### Requirements
In the forum thread below, what advice does Initfortheduration give?

### Excerpted text
# Ok its not what you think.



## sunflower (Dec 15, 2008)

So I am doing great I am not here to ***** really I am good. The thing is now I really need your advice. So Now that I am good and moved on summer is approuching us I am pretty sure I spelled that wrong ANYWAYS so my husbands ex best friend of the girl that this all went down with is coming around cause well they play softball together. and he wants to hang out more and more. what should I do? should we hang out with these people again and forgive and forget? or do it from the distance? HELLLLLLLPPPPPPPPPP MEEEEE..................................


----------



## Initfortheduration (Dec 12, 2008)

You want my opinion? Ok, NO DRINKING!


----------



## sunflower (Dec 15, 2008)

LOl good one! I know what you are saying and well I agree! when we are with them no drinking and not leaving eachother out of our SIGHT! and I think that we will be ok. I just have to have some confidence that he loves me and doesnt want her and not get crazy thoughts in my head!


----------



## swedish (Mar 6, 2008)

It sounds as if you will be inviting unneeded drama into your life if you hang out with her again. They all might be fine with it but if it's going to make your head spin and bring you back to all the bad thoughts, I would not sign up for that deal...once was enough, eh?


----------



## breakable (Nov 13, 2009)

swedish said:


> It sounds as if you will be inviting unneeded drama into your life if you hang out with her again. They all might be fine with it but if it's going to make your head spin and bring you back to all the bad thoughts, I would not sign up for that deal...once was enough, eh?


:iagree:


----------



## sunflower (Dec 15, 2008)

I agree Swedish I do. I think that I am for sure good where we are with them so far away! and the way she has been has left a really bad tast in my mouth I am so done with her. But I know that My husband misses hanging out with him


----------



## sunflower (Dec 15, 2008)

I mean I have went out of my way at some points to be nice talk say congrats on her baby giving cloths to her little girl and I get NOTHING. not a thank you NOTHING. so I am really just done with her but I know that he misses hanging out with him. And its like ok if you guys can put things aside for each other and still be friends after my strip poker his kiss then fine. but as for me and her I will bItC* slap her lmao!

### Provided data
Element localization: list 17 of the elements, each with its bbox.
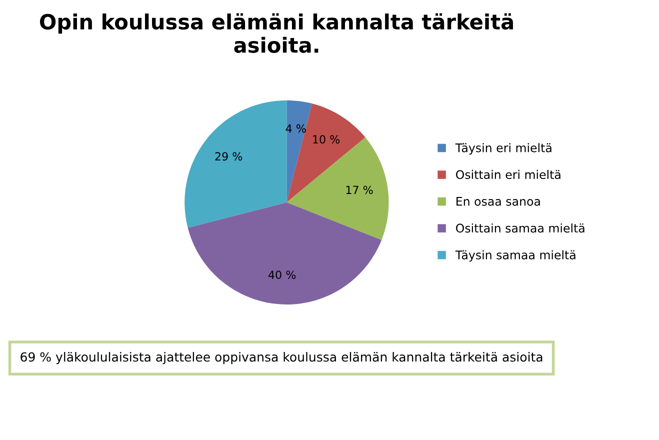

### Task solution
No drinking.